> [Short task]: Which lines in the records below contain the word "Number"? Copy each one out.
---------- Material to process
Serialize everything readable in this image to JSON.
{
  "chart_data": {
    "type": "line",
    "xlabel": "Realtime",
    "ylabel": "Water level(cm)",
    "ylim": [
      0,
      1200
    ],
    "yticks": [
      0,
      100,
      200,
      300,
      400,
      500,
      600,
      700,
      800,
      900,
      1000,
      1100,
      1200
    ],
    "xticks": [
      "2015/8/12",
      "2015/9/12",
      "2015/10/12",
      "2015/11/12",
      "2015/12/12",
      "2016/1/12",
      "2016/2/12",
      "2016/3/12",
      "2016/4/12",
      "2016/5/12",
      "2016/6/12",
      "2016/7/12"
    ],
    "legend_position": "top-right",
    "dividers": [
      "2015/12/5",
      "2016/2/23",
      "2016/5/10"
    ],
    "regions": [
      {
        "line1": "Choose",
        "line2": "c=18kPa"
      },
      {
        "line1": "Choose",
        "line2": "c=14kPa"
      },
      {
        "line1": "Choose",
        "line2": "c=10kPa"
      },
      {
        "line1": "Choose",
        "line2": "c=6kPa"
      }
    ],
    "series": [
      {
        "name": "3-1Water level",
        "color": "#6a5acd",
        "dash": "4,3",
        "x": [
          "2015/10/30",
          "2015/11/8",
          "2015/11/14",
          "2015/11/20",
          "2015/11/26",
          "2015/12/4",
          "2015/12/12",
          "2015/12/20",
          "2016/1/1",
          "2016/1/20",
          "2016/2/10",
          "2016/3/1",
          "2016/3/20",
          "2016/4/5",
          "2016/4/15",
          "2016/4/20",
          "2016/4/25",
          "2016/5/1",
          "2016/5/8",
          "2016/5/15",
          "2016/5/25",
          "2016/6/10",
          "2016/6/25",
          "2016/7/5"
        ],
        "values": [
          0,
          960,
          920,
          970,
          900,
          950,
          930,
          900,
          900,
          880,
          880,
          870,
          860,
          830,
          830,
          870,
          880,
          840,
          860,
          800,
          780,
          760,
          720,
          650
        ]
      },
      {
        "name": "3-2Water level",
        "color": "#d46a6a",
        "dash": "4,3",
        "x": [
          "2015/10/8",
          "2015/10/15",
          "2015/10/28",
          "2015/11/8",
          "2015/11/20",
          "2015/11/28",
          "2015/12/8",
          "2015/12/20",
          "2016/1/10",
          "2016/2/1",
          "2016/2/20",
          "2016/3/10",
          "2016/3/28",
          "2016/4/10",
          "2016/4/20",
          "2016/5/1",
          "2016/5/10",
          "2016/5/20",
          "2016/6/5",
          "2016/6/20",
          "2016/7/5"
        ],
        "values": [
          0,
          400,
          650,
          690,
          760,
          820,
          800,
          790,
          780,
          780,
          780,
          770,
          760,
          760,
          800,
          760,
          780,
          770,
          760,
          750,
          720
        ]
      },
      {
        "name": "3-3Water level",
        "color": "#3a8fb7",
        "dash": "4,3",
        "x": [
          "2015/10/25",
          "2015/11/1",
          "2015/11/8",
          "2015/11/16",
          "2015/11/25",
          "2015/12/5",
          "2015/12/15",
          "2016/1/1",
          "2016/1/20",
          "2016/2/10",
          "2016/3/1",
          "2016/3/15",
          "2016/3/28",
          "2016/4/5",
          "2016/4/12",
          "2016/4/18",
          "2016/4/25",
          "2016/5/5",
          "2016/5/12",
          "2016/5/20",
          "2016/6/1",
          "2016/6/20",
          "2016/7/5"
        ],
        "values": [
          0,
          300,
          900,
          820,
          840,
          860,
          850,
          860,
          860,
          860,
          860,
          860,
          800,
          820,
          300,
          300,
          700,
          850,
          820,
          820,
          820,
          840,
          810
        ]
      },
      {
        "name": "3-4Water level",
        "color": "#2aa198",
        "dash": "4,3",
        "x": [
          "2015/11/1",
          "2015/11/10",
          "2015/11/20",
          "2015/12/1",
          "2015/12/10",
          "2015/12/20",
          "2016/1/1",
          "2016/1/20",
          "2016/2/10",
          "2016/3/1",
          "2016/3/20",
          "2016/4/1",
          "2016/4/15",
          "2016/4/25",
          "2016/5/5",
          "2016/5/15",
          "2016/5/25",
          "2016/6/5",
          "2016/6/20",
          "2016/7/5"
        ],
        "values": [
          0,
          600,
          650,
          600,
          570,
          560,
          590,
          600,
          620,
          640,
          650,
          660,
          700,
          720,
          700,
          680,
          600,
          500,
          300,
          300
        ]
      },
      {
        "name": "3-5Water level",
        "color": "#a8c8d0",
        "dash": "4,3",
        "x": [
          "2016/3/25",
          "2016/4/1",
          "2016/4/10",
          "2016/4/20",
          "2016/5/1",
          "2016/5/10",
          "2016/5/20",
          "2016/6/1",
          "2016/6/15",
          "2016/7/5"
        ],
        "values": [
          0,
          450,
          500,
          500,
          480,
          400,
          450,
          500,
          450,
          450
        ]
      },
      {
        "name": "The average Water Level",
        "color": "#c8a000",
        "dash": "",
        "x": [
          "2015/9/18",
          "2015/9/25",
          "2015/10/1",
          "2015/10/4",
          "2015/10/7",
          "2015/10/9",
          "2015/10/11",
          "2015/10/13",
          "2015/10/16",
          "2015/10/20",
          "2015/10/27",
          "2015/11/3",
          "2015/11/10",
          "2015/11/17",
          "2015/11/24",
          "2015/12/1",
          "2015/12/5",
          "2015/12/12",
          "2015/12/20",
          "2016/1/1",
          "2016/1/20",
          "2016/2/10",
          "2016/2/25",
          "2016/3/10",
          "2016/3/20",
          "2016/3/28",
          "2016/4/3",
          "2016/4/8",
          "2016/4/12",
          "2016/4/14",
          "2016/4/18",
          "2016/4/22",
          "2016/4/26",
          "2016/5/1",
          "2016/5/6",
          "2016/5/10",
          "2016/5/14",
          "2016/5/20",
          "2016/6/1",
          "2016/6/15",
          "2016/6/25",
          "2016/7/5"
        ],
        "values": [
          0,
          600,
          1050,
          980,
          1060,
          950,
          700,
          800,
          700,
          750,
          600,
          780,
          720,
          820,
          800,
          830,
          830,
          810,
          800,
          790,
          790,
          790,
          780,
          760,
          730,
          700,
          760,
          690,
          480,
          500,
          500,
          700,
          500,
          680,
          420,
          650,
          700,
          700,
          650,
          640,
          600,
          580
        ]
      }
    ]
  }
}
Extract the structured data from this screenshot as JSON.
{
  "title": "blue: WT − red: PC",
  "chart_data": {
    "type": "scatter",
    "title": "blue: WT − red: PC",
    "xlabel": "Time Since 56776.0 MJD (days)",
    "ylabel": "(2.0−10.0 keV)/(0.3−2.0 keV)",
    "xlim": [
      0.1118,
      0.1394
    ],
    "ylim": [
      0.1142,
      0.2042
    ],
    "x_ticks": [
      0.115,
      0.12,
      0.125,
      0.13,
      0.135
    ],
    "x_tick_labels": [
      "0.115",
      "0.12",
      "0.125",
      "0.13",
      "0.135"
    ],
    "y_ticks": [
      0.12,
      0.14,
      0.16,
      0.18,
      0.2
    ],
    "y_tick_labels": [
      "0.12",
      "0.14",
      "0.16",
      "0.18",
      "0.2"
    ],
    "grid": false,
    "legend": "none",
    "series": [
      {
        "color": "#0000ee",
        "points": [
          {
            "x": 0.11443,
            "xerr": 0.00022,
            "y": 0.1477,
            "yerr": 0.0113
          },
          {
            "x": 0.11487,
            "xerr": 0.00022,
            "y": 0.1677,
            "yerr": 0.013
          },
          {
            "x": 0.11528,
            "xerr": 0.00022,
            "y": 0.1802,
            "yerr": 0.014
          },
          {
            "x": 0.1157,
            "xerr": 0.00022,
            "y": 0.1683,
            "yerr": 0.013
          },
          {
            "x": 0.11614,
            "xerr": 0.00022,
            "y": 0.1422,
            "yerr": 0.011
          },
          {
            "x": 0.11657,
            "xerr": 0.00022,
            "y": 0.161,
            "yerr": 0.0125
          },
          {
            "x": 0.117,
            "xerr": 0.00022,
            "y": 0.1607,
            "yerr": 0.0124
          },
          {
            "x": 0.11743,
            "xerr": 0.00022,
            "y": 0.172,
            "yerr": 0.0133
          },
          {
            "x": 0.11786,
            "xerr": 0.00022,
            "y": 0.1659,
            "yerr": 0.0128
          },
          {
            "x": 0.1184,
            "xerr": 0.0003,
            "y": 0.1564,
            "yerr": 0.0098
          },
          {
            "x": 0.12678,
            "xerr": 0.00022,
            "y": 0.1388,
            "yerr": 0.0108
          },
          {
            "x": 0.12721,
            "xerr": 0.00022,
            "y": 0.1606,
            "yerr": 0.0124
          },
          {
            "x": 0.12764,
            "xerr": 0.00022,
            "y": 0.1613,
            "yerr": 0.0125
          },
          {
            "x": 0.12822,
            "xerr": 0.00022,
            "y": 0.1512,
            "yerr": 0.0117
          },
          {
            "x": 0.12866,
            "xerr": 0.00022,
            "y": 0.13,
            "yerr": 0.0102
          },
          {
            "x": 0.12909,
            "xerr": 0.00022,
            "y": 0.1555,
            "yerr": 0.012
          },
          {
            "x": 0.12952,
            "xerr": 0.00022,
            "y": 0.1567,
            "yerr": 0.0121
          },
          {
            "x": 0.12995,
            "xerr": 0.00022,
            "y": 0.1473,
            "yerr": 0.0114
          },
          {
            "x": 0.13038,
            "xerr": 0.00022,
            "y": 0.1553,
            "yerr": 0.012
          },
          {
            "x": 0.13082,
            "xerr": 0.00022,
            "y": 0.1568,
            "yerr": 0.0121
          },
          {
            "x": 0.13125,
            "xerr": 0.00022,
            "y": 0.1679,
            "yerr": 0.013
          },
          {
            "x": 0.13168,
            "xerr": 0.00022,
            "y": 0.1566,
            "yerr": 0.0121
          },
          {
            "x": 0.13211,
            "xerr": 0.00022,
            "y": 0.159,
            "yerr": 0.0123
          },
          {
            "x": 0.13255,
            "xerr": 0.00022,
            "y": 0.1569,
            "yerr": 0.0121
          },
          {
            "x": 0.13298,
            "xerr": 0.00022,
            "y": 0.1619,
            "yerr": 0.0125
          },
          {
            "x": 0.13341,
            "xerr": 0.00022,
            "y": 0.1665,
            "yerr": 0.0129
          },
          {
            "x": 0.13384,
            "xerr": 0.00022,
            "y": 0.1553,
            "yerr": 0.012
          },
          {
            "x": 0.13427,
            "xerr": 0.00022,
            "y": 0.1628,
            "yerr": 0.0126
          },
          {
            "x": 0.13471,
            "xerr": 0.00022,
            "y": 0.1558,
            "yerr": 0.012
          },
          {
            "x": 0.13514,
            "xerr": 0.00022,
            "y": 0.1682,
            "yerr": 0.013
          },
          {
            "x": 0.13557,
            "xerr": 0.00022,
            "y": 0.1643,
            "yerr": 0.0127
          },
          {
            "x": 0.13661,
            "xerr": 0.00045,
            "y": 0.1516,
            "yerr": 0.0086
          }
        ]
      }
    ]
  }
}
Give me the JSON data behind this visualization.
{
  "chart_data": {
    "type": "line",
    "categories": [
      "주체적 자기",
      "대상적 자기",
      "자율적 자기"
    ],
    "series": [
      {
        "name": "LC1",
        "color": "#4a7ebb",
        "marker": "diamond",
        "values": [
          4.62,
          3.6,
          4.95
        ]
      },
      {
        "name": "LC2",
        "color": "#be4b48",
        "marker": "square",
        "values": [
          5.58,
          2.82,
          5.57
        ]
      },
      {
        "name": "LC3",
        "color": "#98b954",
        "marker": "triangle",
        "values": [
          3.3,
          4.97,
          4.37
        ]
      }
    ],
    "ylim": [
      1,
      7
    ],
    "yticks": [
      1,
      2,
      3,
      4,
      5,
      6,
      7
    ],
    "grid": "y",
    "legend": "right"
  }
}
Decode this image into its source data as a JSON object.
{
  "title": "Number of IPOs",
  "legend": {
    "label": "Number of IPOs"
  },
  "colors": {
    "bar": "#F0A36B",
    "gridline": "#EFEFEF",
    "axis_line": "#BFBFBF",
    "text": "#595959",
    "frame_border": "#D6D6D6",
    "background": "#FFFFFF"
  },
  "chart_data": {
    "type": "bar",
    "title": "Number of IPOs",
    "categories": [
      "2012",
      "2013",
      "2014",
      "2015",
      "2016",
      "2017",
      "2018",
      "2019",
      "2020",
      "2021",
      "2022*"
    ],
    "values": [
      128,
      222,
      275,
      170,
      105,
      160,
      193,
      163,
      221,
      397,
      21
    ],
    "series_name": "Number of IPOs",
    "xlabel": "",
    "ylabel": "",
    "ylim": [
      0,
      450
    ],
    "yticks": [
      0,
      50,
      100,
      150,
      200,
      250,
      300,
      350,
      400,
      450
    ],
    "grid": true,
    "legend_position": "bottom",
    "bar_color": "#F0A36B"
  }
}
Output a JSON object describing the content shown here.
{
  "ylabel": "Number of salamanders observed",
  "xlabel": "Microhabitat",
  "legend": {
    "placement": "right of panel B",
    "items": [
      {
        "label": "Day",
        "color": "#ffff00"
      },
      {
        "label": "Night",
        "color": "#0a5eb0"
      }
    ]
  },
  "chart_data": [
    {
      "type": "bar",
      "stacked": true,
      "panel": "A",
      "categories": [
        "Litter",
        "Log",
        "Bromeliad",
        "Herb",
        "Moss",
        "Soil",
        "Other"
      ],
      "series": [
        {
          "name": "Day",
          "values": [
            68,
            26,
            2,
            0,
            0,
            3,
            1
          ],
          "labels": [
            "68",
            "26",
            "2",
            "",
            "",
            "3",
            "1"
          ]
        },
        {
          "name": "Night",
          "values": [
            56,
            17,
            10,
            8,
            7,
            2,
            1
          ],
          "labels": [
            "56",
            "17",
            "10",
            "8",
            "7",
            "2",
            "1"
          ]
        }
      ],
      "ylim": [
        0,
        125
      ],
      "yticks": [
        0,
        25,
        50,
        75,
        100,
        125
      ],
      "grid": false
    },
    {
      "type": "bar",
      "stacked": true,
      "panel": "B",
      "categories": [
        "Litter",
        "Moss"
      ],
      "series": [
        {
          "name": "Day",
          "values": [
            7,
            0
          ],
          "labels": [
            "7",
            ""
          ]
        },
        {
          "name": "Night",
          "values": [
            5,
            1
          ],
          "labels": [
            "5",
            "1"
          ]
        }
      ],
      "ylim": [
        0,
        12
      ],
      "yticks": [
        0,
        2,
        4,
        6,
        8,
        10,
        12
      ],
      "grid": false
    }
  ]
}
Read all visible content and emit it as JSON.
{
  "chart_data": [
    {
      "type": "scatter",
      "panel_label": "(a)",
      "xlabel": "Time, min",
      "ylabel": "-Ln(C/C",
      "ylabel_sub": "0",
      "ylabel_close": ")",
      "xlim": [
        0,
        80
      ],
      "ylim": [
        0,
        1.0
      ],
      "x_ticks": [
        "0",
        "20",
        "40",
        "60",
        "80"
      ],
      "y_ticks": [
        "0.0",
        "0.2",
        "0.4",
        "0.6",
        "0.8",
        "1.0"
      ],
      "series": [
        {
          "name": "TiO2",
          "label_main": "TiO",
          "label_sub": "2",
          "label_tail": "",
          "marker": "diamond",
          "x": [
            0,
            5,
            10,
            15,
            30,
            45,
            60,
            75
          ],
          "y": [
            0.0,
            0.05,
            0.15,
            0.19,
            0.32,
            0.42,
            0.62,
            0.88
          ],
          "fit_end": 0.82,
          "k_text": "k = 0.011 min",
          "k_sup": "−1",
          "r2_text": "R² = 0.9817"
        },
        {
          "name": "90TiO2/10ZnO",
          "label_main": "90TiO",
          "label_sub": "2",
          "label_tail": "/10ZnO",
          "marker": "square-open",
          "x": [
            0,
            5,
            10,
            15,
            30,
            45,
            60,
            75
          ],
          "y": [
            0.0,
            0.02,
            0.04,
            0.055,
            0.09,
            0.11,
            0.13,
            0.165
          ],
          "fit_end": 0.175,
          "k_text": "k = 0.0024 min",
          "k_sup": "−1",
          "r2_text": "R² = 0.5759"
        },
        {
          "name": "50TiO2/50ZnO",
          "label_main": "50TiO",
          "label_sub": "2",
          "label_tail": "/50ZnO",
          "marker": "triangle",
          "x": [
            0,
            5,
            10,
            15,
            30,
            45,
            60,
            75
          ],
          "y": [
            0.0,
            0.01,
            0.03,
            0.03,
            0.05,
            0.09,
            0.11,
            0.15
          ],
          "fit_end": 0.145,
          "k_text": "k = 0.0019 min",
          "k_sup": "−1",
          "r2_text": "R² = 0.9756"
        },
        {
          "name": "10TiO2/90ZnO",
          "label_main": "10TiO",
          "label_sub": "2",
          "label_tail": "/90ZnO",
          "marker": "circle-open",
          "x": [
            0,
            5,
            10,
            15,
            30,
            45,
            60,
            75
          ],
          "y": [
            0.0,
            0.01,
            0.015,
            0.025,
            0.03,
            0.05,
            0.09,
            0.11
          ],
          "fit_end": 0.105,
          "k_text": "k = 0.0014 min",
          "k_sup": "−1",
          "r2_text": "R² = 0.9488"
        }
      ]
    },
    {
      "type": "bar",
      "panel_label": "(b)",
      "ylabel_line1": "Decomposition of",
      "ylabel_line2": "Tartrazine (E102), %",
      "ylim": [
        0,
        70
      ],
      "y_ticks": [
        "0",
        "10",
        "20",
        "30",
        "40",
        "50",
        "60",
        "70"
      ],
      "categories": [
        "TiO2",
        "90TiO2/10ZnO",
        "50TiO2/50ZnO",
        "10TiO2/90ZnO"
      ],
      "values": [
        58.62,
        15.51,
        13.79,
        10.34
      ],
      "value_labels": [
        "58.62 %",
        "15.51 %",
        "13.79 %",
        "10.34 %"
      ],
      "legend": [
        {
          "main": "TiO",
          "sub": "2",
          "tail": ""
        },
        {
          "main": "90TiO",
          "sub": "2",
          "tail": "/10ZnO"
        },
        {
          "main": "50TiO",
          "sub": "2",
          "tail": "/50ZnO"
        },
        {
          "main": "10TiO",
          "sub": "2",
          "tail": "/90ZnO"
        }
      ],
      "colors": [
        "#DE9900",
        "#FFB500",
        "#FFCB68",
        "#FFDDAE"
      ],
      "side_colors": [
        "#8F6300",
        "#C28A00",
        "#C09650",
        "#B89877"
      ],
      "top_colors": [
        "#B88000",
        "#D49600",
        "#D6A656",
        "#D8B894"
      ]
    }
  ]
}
--------------------
> [Exercise solution]:
  "title": "Number of IPOs",
    "label": "Number of IPOs"
    "title": "Number of IPOs",
    "series_name": "Number of IPOs",
  "ylabel": "Number of salamanders observed",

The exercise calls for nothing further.